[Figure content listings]

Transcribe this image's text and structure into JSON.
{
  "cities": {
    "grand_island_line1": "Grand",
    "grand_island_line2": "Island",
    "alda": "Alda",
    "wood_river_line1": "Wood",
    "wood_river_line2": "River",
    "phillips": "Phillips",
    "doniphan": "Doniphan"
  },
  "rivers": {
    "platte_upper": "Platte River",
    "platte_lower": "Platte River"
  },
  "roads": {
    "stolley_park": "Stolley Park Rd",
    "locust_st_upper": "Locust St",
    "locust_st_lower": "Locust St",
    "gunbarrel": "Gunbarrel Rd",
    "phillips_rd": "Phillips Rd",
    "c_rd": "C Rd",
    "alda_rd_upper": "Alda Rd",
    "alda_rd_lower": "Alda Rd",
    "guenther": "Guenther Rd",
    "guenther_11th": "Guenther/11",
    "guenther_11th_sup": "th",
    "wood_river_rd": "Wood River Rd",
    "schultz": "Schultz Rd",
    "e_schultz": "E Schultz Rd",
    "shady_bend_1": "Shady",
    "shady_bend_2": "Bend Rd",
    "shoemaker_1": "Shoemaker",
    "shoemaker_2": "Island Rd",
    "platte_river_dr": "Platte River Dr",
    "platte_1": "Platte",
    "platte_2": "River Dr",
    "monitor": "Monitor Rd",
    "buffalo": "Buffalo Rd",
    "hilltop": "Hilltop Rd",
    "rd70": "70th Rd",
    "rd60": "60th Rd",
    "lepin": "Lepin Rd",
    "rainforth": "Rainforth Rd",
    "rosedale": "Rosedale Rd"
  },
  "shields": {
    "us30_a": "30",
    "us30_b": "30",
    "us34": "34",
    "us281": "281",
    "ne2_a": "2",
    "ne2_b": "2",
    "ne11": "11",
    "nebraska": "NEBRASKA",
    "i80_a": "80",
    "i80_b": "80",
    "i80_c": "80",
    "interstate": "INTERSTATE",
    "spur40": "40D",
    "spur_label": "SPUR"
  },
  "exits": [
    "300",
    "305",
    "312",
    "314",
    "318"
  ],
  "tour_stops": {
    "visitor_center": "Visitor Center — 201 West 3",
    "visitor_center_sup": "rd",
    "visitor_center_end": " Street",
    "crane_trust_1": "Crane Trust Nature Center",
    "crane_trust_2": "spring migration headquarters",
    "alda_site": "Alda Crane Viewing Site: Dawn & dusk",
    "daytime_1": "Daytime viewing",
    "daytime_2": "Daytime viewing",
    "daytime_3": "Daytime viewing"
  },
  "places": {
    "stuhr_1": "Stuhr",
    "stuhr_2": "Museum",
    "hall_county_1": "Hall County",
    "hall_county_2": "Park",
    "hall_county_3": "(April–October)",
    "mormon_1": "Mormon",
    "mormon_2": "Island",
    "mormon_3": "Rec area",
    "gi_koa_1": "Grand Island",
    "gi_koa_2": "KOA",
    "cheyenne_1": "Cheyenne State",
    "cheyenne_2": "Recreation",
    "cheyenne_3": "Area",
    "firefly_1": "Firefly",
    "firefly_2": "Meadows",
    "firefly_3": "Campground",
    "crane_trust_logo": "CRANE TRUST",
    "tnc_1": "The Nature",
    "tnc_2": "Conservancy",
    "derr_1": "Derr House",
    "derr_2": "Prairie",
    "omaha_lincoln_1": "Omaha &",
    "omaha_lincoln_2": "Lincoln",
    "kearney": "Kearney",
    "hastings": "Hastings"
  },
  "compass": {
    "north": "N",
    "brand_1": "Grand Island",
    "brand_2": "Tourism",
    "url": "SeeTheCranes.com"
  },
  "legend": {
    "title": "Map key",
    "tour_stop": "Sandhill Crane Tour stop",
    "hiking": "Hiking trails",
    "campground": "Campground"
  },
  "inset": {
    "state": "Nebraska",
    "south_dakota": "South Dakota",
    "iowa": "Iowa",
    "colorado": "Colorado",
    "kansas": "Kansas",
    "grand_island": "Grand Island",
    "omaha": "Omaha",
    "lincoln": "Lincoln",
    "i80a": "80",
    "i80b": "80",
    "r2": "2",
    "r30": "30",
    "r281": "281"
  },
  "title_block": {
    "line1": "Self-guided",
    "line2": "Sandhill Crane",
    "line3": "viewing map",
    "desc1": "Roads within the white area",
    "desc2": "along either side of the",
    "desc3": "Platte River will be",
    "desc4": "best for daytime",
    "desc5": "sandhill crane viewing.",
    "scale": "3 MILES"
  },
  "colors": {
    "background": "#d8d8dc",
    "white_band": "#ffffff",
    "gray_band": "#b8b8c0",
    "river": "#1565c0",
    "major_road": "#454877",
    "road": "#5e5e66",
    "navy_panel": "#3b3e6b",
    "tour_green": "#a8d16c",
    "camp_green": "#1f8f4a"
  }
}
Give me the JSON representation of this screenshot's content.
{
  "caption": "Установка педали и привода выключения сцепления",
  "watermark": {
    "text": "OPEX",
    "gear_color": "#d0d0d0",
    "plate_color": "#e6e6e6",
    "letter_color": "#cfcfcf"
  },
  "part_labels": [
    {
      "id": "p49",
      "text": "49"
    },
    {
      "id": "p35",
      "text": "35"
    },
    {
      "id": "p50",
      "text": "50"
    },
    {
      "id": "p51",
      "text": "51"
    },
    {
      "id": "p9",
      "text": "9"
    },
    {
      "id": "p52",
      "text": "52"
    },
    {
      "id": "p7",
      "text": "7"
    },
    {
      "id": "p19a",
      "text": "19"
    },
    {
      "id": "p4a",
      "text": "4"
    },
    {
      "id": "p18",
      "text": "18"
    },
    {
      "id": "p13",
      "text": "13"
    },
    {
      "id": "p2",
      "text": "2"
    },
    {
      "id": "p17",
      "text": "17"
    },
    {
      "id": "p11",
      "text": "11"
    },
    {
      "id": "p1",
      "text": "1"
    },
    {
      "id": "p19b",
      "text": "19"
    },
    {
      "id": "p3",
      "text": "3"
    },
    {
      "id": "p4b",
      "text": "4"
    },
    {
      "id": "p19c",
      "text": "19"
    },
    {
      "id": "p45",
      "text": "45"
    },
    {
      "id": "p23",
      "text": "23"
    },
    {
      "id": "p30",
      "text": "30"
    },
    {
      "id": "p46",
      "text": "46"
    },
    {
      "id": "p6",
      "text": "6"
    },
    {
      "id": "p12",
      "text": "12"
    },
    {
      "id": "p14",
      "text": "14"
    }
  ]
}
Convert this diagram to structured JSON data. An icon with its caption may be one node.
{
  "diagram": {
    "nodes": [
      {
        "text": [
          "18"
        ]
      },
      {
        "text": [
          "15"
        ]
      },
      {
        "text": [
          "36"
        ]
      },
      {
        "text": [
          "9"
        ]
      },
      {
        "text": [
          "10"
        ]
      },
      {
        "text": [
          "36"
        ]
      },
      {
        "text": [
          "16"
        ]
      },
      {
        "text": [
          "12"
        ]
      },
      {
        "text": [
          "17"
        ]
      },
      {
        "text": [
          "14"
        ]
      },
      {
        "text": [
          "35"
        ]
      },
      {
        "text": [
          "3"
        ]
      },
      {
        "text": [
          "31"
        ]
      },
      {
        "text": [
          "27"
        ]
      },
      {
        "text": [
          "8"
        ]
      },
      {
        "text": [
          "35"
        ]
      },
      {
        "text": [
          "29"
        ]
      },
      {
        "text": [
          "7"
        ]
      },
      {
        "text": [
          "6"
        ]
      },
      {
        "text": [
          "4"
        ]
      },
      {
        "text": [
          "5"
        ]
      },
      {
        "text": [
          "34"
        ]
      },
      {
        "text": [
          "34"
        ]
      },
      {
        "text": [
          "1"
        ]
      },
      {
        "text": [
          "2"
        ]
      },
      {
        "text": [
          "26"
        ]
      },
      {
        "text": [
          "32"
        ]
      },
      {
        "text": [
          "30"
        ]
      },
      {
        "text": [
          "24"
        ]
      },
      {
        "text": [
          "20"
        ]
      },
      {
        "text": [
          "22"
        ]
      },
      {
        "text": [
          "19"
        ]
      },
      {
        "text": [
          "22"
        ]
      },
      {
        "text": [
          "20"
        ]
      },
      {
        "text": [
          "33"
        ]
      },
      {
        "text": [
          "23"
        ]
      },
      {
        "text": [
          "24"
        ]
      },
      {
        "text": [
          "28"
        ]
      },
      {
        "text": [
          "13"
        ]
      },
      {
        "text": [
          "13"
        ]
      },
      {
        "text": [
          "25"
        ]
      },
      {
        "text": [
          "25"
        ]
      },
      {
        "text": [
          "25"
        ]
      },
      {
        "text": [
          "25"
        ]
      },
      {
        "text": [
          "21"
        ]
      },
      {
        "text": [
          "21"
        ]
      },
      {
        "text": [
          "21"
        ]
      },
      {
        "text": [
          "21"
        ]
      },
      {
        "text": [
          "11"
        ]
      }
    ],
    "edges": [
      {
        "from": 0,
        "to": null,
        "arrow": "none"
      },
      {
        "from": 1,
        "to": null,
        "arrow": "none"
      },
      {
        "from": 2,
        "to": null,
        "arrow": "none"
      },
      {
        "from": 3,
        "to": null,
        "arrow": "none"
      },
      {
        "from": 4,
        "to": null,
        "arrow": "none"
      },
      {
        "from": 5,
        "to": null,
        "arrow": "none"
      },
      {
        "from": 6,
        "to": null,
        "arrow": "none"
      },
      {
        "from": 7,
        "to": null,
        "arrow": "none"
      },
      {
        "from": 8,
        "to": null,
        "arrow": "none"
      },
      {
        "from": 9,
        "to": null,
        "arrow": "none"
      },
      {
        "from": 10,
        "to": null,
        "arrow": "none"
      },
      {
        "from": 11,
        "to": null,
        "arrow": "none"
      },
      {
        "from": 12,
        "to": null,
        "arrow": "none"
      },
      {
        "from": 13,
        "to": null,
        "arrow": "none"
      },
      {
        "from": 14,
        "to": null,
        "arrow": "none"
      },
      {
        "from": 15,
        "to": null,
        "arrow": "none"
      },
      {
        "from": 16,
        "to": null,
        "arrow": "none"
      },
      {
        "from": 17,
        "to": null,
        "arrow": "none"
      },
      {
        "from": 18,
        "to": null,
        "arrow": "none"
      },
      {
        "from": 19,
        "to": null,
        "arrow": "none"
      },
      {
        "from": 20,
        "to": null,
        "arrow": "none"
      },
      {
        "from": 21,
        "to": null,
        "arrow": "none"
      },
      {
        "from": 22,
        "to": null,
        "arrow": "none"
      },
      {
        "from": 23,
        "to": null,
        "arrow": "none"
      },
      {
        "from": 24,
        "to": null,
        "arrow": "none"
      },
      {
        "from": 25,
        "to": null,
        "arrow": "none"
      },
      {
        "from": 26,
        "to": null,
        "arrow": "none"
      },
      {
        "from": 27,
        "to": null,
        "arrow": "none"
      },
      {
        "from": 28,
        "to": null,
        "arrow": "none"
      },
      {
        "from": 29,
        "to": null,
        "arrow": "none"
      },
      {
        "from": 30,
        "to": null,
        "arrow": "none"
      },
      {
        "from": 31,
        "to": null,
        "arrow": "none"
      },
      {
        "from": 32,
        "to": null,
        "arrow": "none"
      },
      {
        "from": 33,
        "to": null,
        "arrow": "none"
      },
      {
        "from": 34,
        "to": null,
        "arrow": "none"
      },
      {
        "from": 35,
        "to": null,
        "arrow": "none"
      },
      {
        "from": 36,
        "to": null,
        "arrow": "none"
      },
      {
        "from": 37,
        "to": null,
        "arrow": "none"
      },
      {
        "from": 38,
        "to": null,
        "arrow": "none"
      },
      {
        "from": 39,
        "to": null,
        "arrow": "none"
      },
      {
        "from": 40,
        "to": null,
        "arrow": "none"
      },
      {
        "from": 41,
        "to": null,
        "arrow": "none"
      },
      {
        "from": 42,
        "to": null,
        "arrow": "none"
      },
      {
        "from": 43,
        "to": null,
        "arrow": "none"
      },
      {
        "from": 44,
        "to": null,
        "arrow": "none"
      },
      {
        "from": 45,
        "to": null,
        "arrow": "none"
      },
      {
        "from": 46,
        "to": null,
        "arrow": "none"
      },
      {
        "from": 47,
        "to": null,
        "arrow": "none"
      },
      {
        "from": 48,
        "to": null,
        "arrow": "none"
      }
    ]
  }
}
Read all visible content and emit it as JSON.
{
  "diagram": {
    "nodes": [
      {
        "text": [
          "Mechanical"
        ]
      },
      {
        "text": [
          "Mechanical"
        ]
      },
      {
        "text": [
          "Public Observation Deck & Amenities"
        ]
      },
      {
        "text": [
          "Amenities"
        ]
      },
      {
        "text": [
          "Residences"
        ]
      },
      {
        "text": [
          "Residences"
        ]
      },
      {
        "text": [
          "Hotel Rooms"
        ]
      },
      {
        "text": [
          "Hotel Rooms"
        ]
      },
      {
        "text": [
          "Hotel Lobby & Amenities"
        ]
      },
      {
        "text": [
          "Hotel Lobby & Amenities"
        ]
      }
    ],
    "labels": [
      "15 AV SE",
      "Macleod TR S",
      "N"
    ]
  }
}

▶ **INSTRUCTION**
Using the records above, find and show each line with the string "Nature".

▶ **EXERCISE ANSWER**
    "crane_trust_1": "Crane Trust Nature Center",
    "tnc_1": "The Nature",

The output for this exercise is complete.